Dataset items
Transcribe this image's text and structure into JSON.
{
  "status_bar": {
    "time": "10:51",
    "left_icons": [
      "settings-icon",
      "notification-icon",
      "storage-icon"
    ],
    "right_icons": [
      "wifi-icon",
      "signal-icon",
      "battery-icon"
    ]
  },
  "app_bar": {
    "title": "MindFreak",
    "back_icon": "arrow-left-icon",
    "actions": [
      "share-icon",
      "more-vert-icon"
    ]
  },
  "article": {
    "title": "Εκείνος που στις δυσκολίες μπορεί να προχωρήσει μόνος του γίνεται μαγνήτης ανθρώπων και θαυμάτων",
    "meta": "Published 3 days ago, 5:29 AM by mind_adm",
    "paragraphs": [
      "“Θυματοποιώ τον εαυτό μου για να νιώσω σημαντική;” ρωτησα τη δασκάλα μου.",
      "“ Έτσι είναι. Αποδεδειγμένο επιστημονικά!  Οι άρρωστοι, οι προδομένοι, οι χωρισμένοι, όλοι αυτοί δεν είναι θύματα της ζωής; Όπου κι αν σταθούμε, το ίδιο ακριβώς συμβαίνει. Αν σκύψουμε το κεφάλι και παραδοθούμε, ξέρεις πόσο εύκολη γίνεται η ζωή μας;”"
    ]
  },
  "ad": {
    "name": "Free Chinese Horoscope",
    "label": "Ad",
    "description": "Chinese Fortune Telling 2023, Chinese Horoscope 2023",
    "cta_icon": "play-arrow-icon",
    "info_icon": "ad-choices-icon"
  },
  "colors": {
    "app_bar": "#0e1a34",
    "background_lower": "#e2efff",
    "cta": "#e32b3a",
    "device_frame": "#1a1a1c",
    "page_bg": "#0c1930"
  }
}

### GIVEN PROBLEM
Output the listing above word for word.

### OUTPUT FOR THIS TASK
Transcribe this image's text and structure into JSON.
{
  "status_bar": {
    "time": "10:51",
    "left_icons": [
      "settings-icon",
      "notification-icon",
      "storage-icon"
    ],
    "right_icons": [
      "wifi-icon",
      "signal-icon",
      "battery-icon"
    ]
  },
  "app_bar": {
    "title": "MindFreak",
    "back_icon": "arrow-left-icon",
    "actions": [
      "share-icon",
      "more-vert-icon"
    ]
  },
  "article": {
    "title": "Εκείνος που στις δυσκολίες μπορεί να προχωρήσει μόνος του γίνεται μαγνήτης ανθρώπων και θαυμάτων",
    "meta": "Published 3 days ago, 5:29 AM by mind_adm",
    "paragraphs": [
      "“Θυματοποιώ τον εαυτό μου για να νιώσω σημαντική;” ρωτησα τη δασκάλα μου.",
      "“ Έτσι είναι. Αποδεδειγμένο επιστημονικά!  Οι άρρωστοι, οι προδομένοι, οι χωρισμένοι, όλοι αυτοί δεν είναι θύματα της ζωής; Όπου κι αν σταθούμε, το ίδιο ακριβώς συμβαίνει. Αν σκύψουμε το κεφάλι και παραδοθούμε, ξέρεις πόσο εύκολη γίνεται η ζωή μας;”"
    ]
  },
  "ad": {
    "name": "Free Chinese Horoscope",
    "label": "Ad",
    "description": "Chinese Fortune Telling 2023, Chinese Horoscope 2023",
    "cta_icon": "play-arrow-icon",
    "info_icon": "ad-choices-icon"
  },
  "colors": {
    "app_bar": "#0e1a34",
    "background_lower": "#e2efff",
    "cta": "#e32b3a",
    "device_frame": "#1a1a1c",
    "page_bg": "#0c1930"
  }
}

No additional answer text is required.